Data for the task

____

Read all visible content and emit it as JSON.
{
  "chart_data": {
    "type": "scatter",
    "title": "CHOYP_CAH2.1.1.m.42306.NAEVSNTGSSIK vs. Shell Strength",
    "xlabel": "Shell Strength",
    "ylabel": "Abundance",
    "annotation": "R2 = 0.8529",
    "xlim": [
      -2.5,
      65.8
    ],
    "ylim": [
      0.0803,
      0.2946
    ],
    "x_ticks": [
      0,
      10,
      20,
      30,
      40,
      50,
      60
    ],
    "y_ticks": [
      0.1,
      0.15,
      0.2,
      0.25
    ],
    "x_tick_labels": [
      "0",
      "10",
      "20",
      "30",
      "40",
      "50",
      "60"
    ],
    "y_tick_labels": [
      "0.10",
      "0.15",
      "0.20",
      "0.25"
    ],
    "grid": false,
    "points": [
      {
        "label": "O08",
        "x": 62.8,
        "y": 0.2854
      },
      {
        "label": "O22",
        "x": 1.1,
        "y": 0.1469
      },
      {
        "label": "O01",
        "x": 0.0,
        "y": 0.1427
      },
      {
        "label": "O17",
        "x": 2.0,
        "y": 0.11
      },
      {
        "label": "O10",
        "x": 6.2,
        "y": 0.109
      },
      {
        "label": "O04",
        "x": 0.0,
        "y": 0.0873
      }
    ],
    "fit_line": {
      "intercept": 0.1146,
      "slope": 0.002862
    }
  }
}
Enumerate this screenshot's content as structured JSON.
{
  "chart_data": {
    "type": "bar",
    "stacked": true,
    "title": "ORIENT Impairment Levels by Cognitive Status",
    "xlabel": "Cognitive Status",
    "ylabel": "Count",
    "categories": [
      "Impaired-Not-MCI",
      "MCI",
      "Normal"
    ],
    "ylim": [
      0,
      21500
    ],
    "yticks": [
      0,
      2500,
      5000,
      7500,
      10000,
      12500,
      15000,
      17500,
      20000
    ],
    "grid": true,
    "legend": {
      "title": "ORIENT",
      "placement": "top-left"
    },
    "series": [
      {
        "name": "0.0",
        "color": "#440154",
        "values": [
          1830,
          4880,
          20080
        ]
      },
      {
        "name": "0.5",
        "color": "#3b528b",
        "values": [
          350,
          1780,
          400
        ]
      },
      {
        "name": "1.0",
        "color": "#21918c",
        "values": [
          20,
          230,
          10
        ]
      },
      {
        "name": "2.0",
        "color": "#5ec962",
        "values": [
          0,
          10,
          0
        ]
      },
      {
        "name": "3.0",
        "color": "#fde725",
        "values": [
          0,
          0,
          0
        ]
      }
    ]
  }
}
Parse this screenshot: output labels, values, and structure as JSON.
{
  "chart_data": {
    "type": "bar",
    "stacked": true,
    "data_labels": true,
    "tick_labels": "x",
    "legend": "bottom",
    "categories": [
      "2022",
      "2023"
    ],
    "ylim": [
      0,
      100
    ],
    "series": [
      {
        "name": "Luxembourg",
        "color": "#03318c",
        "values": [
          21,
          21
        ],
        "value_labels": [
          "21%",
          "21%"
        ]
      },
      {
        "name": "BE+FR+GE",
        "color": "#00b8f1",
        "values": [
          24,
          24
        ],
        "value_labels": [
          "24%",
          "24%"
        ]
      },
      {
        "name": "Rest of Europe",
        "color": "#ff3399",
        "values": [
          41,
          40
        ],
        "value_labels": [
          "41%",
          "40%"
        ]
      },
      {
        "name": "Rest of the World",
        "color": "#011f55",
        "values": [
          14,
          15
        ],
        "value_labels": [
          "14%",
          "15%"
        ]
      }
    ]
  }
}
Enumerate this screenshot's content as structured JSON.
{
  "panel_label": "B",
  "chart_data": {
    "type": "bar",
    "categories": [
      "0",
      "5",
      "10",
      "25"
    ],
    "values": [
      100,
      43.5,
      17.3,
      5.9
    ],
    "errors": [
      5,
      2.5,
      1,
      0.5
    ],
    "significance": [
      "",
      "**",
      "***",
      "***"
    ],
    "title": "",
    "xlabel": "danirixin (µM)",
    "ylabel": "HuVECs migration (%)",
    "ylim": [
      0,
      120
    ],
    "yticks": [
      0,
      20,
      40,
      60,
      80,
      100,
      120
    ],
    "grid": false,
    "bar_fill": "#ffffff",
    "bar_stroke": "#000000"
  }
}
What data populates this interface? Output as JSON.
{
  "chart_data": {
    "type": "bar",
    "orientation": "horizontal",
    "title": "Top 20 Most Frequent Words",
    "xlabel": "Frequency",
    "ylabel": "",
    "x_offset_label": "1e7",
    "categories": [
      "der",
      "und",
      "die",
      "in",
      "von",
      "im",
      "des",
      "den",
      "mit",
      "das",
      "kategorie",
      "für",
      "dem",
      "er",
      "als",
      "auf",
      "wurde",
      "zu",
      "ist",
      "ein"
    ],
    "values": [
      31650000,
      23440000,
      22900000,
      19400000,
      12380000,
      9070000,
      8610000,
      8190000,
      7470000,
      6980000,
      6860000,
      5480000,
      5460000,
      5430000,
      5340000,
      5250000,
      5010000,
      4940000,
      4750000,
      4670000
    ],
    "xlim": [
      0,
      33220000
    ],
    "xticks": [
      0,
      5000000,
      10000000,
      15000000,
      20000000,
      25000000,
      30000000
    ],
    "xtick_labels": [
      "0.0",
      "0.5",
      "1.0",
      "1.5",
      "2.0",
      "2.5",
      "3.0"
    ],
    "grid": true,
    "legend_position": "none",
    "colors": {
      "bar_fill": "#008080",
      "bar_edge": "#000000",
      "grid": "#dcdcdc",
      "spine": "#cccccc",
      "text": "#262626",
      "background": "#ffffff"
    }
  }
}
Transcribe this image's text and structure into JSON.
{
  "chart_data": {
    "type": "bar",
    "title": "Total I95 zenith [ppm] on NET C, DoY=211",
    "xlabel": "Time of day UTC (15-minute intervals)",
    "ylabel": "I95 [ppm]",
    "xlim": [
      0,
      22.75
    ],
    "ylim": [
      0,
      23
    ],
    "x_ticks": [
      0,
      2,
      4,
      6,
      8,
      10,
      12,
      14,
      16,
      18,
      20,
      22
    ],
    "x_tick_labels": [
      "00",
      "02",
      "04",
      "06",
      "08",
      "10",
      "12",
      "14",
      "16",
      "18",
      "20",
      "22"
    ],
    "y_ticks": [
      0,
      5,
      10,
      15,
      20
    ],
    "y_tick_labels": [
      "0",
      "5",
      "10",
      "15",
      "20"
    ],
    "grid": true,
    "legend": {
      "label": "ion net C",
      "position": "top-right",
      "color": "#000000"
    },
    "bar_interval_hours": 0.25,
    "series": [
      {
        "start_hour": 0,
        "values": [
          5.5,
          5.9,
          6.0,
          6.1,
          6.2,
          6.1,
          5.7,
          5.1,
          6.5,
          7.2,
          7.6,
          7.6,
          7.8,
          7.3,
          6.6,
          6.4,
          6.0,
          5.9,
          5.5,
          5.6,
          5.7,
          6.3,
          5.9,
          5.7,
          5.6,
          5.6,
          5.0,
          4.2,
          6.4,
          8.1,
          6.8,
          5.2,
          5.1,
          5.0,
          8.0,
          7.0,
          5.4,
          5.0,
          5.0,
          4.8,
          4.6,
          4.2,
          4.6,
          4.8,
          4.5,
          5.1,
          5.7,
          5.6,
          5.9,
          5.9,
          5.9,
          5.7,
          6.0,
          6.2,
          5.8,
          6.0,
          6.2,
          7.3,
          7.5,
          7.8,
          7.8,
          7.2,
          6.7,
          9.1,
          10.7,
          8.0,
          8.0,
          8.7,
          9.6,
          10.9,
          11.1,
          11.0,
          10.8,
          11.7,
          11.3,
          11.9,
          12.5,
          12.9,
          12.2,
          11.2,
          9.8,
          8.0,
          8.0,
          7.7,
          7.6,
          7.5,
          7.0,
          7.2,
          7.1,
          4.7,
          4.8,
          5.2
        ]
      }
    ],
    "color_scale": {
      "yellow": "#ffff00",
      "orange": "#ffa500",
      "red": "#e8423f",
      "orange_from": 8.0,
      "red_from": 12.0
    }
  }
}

____

Problem details
State the number of lines in these entries that include the string "Rest". Provide nothing beyond that number.

Task solution
2